◆ WORK REQUIRED ◆
Search the material for the string "العقارية", then return every line where it is found.

◆ DATA IN THIS EXERCISE ◆
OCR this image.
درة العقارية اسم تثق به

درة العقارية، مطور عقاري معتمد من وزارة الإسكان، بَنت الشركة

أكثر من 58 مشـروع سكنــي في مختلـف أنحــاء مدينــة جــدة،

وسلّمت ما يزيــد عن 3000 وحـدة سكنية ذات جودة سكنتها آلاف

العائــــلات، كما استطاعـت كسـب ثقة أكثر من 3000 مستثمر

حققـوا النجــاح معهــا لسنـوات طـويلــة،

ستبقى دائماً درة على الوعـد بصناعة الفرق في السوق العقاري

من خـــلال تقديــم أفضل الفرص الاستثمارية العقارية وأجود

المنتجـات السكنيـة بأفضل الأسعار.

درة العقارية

◆ OUTPUT ◆
درة العقارية اسم تثق به
درة العقارية، مطور عقاري معتمد من وزارة الإسكان، بَنت الشركة
من خـــلال تقديــم أفضل الفرص الاستثمارية العقارية وأجود
درة العقارية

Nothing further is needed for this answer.